• RECORDS FOR THIS TASK:
--- BEGIN ---

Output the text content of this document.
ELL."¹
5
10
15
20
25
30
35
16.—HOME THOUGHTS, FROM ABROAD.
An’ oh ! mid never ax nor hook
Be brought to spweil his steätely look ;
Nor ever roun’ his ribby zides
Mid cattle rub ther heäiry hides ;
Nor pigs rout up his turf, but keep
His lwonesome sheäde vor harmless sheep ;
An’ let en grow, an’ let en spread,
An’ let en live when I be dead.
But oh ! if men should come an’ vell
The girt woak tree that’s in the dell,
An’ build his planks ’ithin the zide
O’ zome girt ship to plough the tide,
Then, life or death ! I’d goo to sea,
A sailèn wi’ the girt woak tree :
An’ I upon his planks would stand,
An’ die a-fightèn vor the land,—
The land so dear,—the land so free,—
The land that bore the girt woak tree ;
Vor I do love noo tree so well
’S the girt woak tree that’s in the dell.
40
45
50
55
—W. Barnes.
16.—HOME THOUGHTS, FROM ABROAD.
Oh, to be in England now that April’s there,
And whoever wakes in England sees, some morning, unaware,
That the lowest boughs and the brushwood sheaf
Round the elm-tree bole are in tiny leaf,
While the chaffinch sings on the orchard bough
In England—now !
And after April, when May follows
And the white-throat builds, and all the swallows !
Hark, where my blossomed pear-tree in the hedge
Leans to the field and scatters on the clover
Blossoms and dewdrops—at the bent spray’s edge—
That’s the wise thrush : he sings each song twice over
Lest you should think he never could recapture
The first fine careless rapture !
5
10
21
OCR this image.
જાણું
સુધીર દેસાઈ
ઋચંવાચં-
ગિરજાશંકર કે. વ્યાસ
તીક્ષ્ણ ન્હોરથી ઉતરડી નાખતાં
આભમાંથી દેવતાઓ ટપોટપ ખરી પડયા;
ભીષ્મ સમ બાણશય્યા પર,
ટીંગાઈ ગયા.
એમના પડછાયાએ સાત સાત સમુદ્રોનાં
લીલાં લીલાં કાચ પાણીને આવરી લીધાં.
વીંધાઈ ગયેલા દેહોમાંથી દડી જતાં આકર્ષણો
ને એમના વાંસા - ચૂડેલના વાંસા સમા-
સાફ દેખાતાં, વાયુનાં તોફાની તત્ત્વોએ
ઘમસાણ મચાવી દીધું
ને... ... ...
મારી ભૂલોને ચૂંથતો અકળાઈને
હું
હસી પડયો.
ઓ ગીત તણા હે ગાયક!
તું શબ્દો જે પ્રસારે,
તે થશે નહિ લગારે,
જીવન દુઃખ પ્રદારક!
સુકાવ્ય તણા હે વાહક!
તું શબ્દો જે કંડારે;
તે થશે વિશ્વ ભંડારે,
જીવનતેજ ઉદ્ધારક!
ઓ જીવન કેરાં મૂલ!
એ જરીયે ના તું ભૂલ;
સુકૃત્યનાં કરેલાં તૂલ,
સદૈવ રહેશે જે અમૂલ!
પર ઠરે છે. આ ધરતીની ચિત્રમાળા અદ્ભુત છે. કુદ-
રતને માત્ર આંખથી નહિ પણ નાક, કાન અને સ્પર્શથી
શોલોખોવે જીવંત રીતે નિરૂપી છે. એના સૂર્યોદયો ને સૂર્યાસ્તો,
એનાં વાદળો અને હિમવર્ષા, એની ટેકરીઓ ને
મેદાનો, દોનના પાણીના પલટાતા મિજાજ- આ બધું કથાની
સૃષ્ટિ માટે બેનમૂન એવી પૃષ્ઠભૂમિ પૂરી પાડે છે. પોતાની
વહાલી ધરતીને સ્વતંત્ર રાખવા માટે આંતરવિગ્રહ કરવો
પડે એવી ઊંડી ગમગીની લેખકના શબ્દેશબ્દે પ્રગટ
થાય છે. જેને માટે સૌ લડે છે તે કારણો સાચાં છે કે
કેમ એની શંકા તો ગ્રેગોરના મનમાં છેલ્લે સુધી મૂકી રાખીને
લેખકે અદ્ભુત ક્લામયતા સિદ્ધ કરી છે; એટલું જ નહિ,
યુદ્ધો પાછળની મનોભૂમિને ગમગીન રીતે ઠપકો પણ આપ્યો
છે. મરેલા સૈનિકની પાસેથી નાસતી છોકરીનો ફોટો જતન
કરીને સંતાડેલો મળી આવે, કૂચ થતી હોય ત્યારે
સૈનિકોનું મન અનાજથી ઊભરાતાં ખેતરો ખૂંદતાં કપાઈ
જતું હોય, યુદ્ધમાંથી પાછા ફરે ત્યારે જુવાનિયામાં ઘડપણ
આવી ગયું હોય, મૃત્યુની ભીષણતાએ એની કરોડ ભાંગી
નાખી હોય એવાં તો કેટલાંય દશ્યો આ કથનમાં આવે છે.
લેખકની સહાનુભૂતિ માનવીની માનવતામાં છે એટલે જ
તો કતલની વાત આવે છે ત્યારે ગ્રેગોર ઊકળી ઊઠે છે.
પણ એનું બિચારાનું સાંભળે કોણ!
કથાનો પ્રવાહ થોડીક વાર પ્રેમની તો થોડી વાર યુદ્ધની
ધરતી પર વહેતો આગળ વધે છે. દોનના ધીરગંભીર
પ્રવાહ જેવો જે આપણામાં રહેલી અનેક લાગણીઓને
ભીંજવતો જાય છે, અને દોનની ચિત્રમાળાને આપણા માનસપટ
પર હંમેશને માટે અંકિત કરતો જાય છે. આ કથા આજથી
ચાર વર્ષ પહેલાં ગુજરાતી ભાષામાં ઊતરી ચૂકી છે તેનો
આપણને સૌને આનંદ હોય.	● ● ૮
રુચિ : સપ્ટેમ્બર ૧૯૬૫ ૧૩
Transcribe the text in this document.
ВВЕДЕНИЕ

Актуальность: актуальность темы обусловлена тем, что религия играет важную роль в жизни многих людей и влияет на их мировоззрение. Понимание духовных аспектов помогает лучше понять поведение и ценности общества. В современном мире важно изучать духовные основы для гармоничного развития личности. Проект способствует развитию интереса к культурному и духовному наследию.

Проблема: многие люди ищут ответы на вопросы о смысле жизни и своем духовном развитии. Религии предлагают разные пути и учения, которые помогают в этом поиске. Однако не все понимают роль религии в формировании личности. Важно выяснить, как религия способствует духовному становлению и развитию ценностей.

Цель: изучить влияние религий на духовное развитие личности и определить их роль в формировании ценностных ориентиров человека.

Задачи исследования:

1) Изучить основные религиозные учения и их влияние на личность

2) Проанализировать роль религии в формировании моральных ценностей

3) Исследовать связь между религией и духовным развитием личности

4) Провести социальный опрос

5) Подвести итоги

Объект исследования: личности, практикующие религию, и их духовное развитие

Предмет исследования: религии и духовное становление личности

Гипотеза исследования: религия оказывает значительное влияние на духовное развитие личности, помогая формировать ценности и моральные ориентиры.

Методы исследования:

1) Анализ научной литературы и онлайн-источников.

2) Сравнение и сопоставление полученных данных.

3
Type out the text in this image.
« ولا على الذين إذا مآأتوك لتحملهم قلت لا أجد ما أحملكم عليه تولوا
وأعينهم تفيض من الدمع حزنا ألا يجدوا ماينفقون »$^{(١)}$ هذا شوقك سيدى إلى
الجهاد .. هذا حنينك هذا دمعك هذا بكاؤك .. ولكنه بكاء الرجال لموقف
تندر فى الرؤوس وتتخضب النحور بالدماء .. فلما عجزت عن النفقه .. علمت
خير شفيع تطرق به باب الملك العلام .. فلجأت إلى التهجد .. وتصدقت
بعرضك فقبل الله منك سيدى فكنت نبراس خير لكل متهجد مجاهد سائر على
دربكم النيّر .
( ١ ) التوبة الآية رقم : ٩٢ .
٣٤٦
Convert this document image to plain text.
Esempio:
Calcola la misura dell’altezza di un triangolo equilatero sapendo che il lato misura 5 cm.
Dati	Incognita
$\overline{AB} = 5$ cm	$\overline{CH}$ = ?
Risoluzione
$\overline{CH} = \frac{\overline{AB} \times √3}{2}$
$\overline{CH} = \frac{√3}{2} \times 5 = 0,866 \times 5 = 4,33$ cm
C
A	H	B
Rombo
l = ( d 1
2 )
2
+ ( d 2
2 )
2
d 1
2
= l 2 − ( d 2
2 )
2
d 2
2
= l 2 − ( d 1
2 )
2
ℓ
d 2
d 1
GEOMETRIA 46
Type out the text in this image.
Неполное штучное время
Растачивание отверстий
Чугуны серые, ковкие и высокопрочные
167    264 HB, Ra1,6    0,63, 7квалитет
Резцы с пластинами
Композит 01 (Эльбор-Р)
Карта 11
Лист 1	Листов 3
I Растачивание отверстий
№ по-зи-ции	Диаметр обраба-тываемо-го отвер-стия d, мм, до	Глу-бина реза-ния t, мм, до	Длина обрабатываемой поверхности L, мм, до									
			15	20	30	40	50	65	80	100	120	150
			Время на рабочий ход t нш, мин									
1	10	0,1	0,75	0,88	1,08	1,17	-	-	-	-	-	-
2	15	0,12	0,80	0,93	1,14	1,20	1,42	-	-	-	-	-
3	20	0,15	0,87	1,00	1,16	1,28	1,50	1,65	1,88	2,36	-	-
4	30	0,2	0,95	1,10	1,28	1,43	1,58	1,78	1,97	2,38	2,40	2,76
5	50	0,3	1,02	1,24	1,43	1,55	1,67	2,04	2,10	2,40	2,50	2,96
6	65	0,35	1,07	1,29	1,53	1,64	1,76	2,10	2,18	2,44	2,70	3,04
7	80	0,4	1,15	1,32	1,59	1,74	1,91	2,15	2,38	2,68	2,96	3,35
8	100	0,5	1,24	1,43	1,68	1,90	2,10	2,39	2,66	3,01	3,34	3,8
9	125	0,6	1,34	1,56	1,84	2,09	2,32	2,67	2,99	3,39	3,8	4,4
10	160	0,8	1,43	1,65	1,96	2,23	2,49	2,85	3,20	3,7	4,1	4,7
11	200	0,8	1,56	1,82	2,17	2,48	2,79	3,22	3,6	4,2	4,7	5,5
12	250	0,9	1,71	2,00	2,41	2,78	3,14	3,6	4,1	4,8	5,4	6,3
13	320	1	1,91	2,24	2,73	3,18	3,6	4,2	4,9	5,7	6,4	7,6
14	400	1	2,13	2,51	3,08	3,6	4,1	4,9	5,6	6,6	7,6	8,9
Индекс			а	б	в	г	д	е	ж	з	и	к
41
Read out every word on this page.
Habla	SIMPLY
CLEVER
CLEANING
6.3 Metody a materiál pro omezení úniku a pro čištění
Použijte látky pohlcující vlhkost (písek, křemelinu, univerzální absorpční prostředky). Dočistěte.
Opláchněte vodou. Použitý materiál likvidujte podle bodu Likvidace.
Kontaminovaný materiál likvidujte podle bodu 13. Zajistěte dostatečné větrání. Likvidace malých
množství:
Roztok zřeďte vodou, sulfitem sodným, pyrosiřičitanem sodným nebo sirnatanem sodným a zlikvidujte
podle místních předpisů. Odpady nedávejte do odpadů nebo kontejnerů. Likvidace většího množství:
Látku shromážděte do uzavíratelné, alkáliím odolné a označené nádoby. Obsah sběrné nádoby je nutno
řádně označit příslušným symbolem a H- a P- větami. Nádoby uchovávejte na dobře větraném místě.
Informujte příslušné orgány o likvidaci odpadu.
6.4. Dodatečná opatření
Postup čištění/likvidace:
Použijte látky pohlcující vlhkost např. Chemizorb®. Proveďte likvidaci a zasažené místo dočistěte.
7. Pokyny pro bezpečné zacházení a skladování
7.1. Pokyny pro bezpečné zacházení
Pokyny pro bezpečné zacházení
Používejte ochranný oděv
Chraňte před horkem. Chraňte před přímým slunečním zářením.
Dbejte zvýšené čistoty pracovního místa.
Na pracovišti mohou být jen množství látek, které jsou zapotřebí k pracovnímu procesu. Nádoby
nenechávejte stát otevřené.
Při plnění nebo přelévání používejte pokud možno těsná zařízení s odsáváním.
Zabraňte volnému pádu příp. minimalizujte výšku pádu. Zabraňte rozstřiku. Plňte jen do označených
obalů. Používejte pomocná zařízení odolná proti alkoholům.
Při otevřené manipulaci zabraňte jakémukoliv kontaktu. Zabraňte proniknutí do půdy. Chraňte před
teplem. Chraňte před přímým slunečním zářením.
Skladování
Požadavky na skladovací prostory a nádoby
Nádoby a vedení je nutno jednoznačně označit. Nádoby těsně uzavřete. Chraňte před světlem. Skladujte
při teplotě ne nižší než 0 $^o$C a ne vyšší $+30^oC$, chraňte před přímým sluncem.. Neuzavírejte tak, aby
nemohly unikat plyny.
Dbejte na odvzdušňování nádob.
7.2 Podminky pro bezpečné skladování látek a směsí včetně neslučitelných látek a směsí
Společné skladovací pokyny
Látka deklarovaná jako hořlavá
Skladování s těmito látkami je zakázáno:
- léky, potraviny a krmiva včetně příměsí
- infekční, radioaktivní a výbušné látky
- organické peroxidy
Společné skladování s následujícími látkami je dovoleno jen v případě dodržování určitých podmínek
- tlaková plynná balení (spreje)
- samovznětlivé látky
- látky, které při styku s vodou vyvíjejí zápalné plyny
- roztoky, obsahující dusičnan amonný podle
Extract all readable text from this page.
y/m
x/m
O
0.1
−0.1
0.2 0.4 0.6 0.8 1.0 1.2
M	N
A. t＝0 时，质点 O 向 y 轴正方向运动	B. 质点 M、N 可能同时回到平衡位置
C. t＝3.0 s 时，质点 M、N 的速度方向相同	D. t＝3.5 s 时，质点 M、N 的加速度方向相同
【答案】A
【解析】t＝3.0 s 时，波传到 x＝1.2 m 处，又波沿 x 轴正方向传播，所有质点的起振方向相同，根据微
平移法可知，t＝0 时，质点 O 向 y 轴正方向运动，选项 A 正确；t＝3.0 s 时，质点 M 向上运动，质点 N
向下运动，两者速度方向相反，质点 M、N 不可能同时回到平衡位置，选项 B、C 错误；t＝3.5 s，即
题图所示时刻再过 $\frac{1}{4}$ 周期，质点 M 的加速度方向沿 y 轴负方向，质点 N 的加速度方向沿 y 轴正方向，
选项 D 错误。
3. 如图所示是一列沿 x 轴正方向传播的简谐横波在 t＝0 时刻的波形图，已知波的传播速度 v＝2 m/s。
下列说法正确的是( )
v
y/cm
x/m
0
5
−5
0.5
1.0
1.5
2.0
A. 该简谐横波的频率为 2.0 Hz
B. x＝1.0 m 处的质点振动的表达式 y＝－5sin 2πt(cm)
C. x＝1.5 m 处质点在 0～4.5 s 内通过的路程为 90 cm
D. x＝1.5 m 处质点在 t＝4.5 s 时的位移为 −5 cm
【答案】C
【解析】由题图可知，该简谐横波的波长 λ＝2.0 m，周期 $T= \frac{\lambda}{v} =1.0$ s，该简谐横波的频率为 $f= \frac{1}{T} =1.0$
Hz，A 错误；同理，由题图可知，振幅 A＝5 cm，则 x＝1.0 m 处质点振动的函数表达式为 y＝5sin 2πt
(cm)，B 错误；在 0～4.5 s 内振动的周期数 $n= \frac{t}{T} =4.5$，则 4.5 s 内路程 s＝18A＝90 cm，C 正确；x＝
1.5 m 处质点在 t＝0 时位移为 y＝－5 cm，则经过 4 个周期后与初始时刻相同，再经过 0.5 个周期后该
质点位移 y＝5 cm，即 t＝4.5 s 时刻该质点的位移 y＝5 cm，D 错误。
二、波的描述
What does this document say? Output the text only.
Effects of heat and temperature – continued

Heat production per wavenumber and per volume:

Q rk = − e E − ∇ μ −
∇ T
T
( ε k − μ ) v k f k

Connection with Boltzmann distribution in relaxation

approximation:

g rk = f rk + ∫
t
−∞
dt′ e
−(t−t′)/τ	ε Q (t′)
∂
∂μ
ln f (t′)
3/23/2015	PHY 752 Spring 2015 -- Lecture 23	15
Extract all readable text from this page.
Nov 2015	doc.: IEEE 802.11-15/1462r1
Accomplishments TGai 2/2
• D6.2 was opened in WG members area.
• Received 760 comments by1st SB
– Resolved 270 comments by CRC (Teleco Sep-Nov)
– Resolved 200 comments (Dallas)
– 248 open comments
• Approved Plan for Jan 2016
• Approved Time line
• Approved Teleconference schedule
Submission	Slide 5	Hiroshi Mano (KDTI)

--- END ---

• DO THIS:
Looking back at the lines above, state how many contain the word "формировании", and supply nothing besides the number.

• REPLY TO THE TASK:
3